WORK TO BE COMPLETED »
Identify each line in the records below that contains the word "binding", and copy it.

MATERIAL SUPPLIED section start

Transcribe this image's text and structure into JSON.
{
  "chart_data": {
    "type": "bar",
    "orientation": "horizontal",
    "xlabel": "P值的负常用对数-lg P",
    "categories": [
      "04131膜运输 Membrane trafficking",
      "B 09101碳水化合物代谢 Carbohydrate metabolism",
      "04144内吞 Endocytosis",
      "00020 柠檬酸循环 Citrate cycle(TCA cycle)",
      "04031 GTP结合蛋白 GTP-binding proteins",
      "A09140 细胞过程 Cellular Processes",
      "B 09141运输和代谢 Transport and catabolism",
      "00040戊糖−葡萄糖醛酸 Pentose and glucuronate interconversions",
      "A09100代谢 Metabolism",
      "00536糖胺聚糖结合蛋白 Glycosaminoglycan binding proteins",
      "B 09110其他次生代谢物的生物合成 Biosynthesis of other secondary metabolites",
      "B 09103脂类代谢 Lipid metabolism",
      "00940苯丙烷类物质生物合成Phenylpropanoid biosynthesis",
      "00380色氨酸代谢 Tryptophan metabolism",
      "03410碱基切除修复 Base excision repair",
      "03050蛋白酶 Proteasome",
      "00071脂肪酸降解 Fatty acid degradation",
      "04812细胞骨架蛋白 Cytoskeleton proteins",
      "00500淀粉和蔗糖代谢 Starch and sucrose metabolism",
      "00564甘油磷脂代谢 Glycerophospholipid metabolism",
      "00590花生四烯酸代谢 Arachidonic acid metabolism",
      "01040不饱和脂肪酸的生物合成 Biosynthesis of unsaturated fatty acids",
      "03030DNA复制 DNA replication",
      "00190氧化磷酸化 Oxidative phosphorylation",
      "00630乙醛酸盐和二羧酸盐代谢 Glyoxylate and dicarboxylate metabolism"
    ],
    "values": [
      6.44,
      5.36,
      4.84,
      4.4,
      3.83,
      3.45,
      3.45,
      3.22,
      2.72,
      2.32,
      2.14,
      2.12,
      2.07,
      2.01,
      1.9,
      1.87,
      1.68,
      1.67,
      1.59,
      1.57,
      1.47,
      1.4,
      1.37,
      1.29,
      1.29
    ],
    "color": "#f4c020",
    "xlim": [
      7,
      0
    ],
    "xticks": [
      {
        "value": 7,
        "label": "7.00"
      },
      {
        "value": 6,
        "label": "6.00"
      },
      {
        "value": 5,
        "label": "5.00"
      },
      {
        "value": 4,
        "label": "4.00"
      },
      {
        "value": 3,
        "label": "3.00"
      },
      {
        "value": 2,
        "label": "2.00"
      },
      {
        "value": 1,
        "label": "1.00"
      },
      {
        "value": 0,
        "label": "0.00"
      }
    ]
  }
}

MATERIAL SUPPLIED section end

RESPONSE AREA »
      "04031 GTP结合蛋白 GTP-binding proteins",
      "00536糖胺聚糖结合蛋白 Glycosaminoglycan binding proteins",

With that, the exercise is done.